◆ **Prompt**
In the material below, find every line with "萘啶酮酸" and pull it out.

[Dataset items]
★ ★ ★ ★

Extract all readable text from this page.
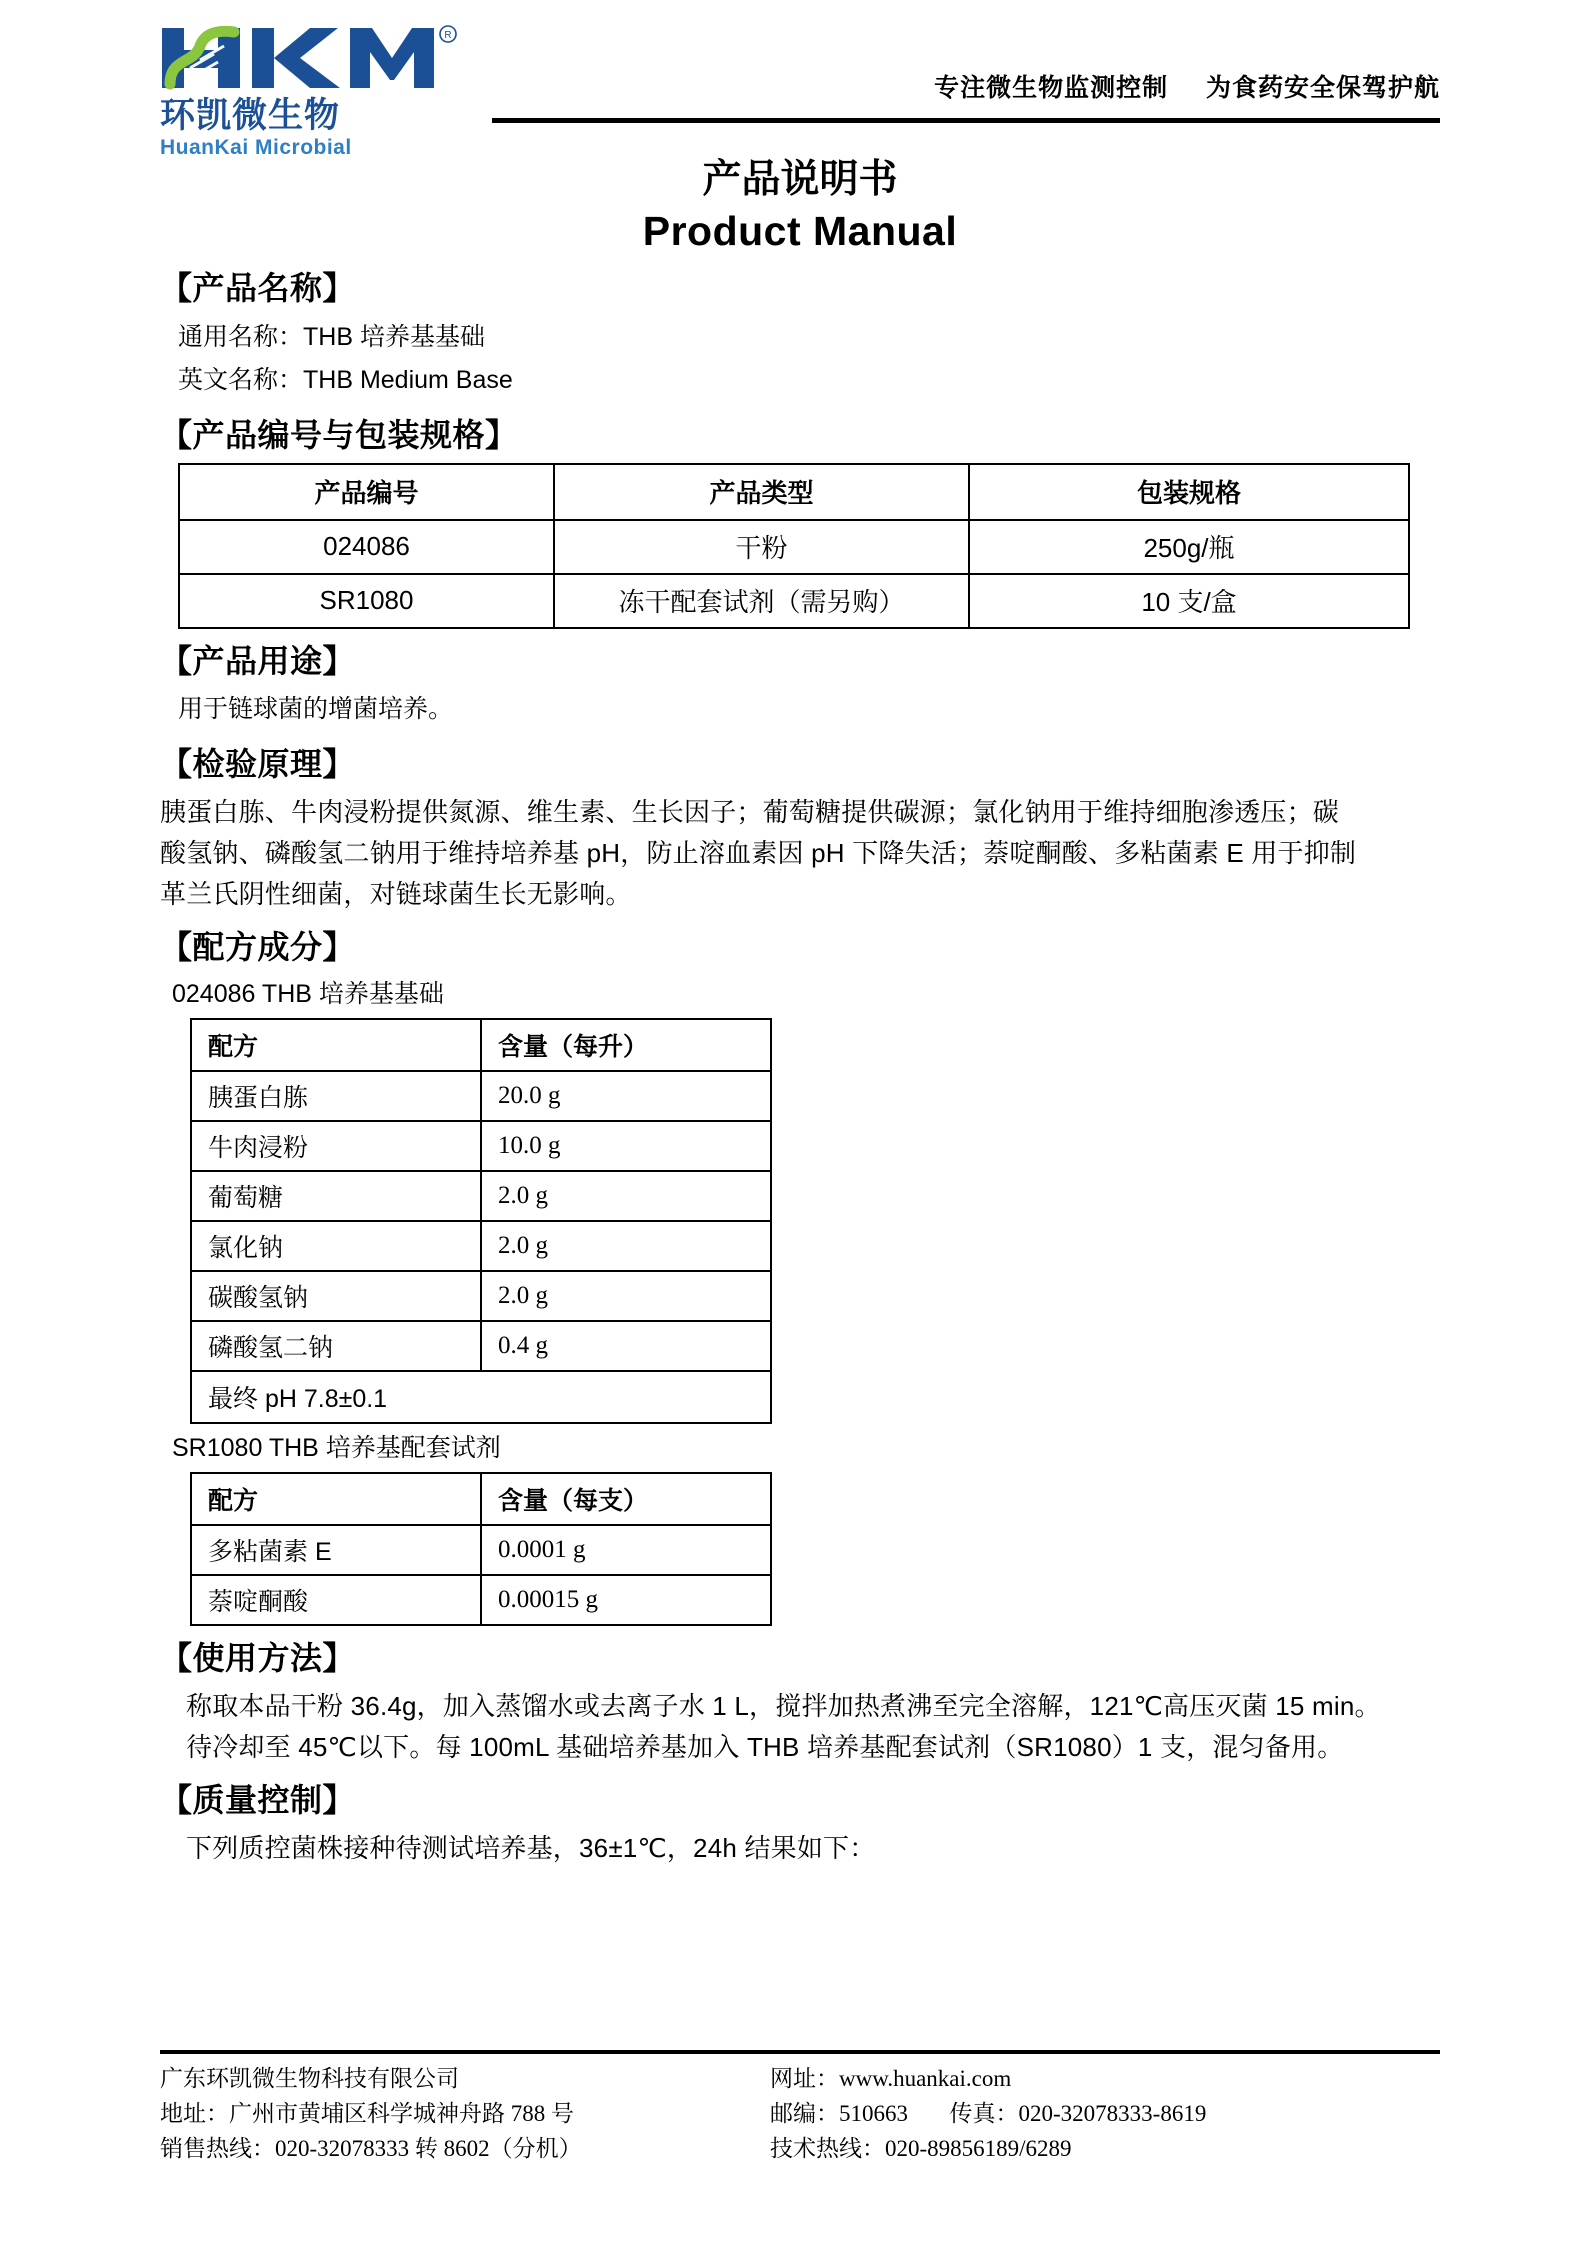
R
环凯微生物
HuanKai Microbial
专注微生物监测控制 为食药安全保驾护航
产品说明书
Product Manual
【产品名称】
通用名称：THB 培养基基础
英文名称：THB Medium Base
【产品编号与包装规格】
产品编号	产品类型	包装规格
024086	干粉	250g/瓶
SR1080	冻干配套试剂（需另购）	10 支/盒
【产品用途】
用于链球菌的增菌培养。
【检验原理】
胰蛋白胨、牛肉浸粉提供氮源、维生素、生长因子；葡萄糖提供碳源；氯化钠用于维持细胞渗透压；碳
酸氢钠、磷酸氢二钠用于维持培养基 pH，防止溶血素因 pH 下降失活；萘啶酮酸、多粘菌素 E 用于抑制
革兰氏阴性细菌，对链球菌生长无影响。
【配方成分】
024086 THB 培养基基础
配方	含量（每升）
胰蛋白胨	20.0 g
牛肉浸粉	10.0 g
葡萄糖	2.0 g
氯化钠	2.0 g
碳酸氢钠	2.0 g
磷酸氢二钠	0.4 g
最终 pH 7.8±0.1	
SR1080 THB 培养基配套试剂
配方	含量（每支）
多粘菌素 E	0.0001 g
萘啶酮酸	0.00015 g
【使用方法】
称取本品干粉 36.4g，加入蒸馏水或去离子水 1 L，搅拌加热煮沸至完全溶解，121℃高压灭菌 15 min。
待冷却至 45℃以下。每 100mL 基础培养基加入 THB 培养基配套试剂（SR1080）1 支，混匀备用。
【质量控制】
下列质控菌株接种待测试培养基，36±1℃，24h 结果如下：
广东环凯微生物科技有限公司
地址：广州市黄埔区科学城神舟路 788 号
销售热线：020-32078333 转 8602（分机）
网址：www.huankai.com
邮编：510663 传真：020-32078333-8619
技术热线：020-89856189/6289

★ ★ ★ ★

◆ **Task answer**
酸氢钠、磷酸氢二钠用于维持培养基 pH，防止溶血素因 pH 下降失活；萘啶酮酸、多粘菌素 E 用于抑制
萘啶酮酸	0.00015 g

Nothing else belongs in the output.